WORK TO COMPLETE
Below are some records. Pull every line that contains the word "Loop".

[Items from a data source]
● ● ●
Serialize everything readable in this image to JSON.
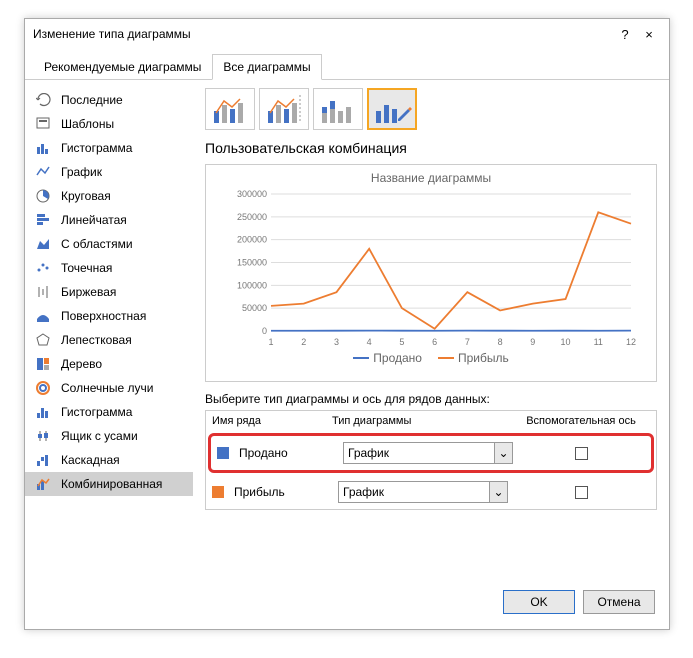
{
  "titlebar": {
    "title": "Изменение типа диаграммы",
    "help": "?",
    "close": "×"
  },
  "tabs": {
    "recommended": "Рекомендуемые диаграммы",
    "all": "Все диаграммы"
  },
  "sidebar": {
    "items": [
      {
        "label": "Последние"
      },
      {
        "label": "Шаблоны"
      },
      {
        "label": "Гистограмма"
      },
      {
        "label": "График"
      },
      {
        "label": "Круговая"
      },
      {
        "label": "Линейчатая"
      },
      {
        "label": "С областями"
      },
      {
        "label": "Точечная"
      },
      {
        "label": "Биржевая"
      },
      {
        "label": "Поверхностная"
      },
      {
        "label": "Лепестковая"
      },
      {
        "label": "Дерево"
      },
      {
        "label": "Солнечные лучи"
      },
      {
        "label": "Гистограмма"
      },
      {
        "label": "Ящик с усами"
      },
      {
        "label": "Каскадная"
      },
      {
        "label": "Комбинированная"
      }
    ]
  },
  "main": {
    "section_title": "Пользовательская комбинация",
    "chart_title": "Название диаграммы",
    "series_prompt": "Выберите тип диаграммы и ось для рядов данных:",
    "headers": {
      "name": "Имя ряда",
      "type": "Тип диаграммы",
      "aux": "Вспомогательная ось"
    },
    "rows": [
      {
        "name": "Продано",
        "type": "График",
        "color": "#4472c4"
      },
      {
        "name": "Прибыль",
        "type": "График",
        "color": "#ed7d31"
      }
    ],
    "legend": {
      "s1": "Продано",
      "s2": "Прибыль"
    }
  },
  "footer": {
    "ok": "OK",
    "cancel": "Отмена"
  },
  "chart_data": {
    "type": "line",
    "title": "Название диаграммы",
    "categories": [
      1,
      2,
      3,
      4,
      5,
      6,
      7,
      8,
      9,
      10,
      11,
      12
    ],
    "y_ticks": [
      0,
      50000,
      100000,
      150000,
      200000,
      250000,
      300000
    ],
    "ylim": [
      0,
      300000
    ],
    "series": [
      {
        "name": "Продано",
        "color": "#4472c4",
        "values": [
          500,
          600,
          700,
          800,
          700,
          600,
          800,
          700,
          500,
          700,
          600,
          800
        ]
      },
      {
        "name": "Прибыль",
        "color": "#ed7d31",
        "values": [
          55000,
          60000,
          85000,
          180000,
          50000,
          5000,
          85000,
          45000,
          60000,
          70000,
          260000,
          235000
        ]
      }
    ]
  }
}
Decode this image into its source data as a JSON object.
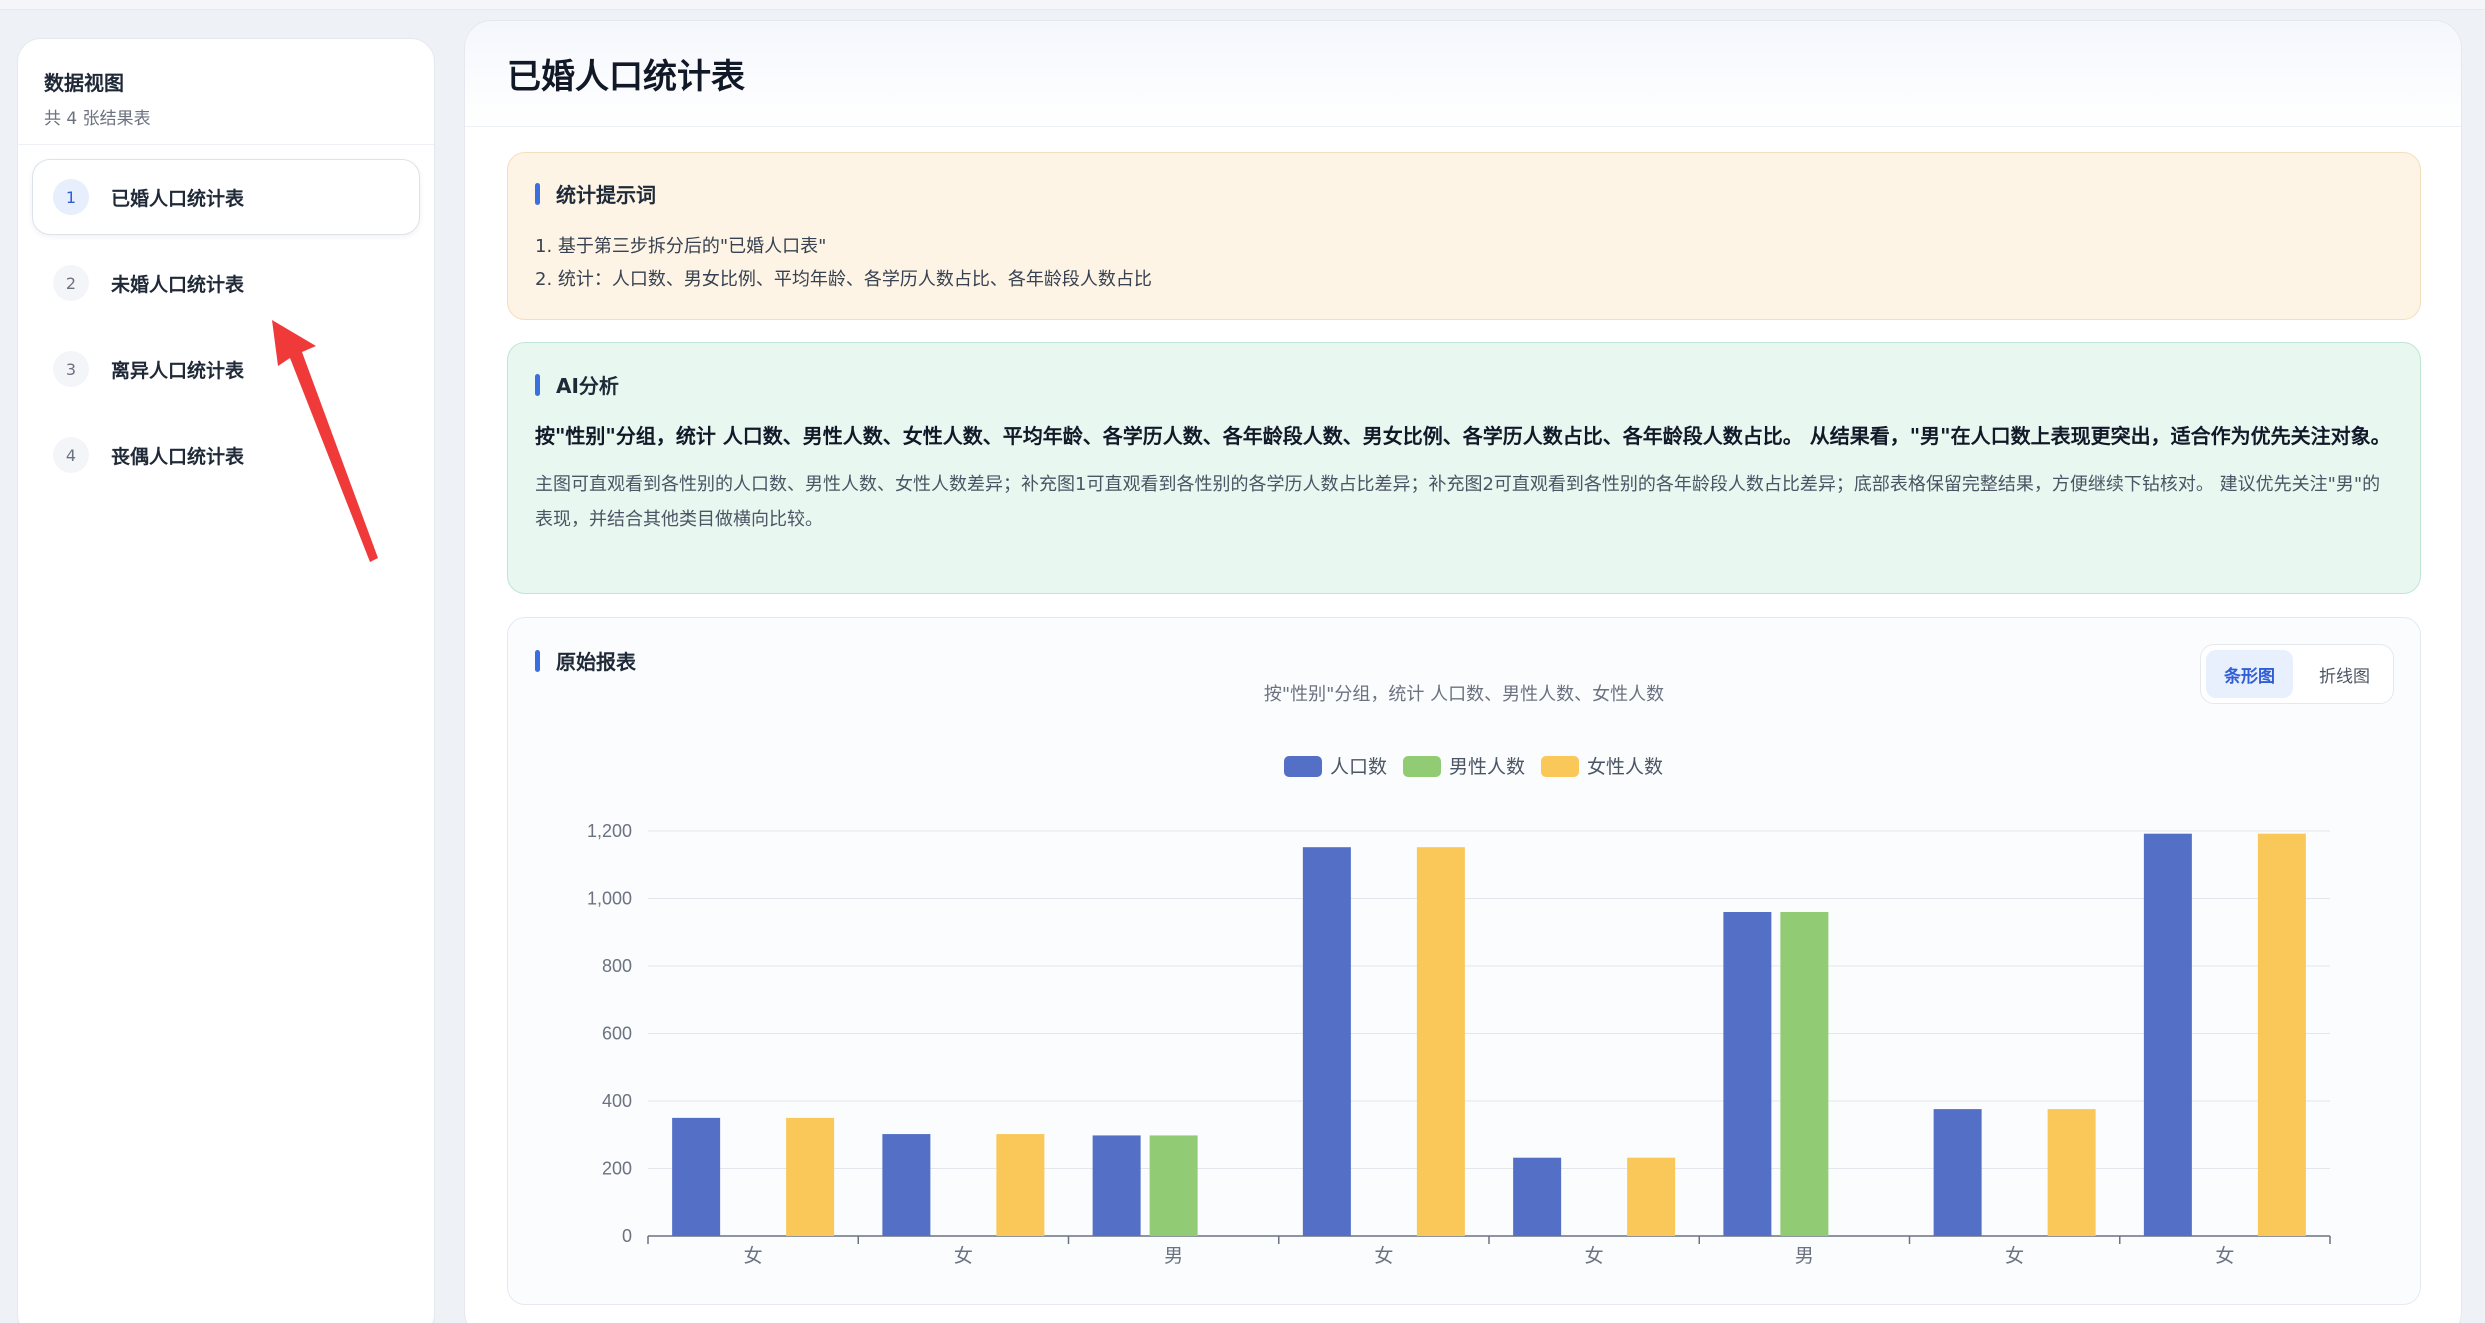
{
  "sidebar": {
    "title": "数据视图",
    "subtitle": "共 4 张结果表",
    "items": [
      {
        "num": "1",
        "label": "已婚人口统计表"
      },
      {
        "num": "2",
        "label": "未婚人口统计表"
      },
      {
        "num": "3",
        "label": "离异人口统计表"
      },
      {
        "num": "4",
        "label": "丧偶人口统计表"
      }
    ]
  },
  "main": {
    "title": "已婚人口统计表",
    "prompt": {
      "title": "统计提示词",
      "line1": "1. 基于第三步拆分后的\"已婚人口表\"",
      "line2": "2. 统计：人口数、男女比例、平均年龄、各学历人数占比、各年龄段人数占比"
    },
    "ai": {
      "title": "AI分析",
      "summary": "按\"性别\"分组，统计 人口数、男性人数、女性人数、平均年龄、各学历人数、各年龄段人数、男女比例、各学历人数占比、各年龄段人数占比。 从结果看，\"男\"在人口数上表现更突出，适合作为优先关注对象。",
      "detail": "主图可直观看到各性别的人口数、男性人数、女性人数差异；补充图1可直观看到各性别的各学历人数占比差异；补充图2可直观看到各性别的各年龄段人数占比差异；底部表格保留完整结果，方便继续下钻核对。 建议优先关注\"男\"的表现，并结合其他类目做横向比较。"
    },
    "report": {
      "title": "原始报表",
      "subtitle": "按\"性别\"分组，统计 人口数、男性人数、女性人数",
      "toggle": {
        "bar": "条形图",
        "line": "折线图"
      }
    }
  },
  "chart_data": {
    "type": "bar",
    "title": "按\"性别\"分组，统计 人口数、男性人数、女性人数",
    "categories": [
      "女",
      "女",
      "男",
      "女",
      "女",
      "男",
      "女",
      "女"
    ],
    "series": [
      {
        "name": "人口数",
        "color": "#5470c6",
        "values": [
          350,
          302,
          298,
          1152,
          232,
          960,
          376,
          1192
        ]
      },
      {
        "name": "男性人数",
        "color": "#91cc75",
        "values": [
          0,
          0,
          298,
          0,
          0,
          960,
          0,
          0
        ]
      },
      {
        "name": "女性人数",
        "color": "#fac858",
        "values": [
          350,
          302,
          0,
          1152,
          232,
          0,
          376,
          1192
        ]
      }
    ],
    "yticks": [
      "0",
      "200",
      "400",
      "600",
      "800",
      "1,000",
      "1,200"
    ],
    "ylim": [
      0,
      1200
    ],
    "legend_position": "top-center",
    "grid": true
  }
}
● ● ●
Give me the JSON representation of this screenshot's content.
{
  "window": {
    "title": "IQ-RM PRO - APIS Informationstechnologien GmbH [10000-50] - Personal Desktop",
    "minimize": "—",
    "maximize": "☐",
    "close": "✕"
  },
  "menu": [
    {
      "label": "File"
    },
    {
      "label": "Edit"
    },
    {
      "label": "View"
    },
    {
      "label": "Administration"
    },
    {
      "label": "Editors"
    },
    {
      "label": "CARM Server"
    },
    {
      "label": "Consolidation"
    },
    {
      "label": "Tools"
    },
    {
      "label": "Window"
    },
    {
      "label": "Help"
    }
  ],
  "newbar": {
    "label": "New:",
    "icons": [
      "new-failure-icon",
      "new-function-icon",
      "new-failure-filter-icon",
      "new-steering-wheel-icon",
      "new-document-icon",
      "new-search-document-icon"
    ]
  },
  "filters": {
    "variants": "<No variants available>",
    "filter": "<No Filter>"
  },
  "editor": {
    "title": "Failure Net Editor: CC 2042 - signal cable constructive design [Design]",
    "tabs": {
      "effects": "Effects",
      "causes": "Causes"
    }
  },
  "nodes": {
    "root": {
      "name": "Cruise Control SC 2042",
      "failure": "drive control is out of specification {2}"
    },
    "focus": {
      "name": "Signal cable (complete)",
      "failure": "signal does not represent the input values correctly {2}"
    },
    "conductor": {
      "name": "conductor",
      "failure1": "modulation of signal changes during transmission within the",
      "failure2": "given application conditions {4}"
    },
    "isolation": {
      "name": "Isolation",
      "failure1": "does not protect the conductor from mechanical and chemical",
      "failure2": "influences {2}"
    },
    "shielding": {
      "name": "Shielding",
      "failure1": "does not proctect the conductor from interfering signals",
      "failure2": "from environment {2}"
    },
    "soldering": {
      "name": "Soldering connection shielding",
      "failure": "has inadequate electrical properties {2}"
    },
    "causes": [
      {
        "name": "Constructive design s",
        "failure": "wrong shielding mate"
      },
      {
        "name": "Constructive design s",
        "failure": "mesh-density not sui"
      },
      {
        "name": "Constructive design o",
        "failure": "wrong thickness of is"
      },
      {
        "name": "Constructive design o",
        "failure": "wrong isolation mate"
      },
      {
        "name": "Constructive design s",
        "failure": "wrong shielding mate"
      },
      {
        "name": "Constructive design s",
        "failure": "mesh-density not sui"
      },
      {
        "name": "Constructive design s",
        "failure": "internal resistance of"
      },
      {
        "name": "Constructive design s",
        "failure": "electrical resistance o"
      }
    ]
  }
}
● ● ●
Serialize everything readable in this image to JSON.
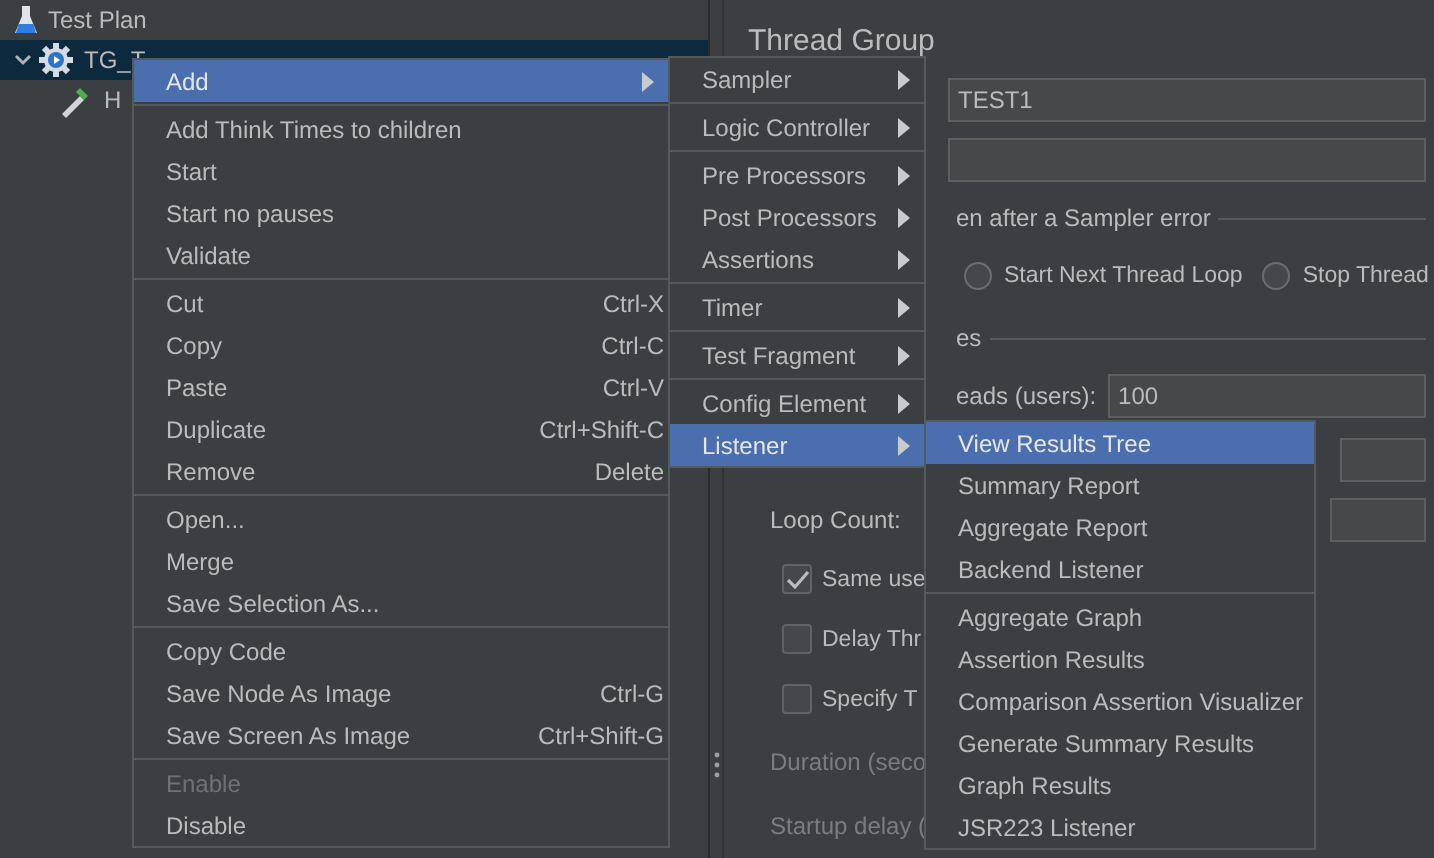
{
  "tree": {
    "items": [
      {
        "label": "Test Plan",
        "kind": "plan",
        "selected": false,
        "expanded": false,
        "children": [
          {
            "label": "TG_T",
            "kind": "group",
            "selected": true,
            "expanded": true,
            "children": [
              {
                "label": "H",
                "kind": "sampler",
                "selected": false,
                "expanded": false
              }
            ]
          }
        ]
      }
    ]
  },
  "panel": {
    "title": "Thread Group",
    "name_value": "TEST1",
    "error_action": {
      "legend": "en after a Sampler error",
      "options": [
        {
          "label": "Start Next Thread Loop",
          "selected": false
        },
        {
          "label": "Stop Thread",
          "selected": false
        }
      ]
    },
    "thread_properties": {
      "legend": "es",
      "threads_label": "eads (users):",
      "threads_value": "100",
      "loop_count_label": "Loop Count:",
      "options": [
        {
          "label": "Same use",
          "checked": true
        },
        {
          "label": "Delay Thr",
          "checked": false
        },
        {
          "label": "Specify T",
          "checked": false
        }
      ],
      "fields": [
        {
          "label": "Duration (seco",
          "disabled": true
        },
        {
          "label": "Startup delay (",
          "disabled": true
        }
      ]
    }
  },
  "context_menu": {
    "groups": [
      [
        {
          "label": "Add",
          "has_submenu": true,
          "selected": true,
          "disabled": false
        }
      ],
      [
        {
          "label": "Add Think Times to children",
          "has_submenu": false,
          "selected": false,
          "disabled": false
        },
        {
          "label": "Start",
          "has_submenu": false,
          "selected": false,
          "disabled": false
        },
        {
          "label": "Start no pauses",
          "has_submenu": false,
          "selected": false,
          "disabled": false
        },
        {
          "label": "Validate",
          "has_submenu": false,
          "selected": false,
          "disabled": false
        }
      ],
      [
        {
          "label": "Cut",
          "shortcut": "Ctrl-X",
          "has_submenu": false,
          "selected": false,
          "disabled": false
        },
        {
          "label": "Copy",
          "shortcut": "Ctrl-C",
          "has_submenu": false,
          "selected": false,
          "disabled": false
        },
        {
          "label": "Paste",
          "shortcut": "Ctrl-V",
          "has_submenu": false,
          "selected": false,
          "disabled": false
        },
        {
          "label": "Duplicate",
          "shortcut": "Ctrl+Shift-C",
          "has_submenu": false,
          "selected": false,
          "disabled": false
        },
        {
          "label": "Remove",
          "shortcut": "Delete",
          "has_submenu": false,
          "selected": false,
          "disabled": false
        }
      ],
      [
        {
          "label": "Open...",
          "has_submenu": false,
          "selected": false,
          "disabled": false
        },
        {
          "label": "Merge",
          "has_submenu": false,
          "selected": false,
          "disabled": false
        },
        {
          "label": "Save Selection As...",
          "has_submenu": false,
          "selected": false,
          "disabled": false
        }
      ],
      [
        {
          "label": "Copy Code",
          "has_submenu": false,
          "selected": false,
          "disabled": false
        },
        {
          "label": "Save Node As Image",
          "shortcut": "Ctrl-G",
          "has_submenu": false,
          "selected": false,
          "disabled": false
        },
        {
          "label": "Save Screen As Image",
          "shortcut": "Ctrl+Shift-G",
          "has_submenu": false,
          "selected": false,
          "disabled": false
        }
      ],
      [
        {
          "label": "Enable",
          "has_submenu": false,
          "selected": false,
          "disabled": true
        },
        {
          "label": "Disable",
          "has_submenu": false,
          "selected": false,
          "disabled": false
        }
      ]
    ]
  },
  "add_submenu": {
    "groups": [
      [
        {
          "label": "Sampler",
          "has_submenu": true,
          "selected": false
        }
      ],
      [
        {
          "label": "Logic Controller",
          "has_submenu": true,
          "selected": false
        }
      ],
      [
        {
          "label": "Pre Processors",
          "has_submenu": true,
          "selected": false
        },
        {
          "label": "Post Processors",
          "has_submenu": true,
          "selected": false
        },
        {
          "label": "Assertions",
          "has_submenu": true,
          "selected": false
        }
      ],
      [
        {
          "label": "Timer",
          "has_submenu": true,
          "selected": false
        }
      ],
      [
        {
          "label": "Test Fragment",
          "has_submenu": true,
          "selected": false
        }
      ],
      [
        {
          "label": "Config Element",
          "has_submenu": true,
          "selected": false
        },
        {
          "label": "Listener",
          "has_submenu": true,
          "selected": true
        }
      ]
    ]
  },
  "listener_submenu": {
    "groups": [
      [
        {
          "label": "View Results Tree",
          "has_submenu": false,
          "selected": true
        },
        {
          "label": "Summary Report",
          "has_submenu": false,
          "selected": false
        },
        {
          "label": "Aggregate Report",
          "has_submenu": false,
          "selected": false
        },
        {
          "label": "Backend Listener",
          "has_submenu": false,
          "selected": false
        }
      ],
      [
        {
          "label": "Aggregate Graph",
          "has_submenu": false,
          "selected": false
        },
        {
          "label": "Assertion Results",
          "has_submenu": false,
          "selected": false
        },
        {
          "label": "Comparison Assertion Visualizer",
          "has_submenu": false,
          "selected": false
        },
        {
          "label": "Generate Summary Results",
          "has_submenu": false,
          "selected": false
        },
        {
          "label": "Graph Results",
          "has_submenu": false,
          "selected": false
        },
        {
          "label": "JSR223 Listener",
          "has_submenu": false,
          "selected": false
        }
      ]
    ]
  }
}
● ● ●
TASK OUTPUT
          "label": "Start Next Thread Loop",
      "loop_count_label": "Loop Count:",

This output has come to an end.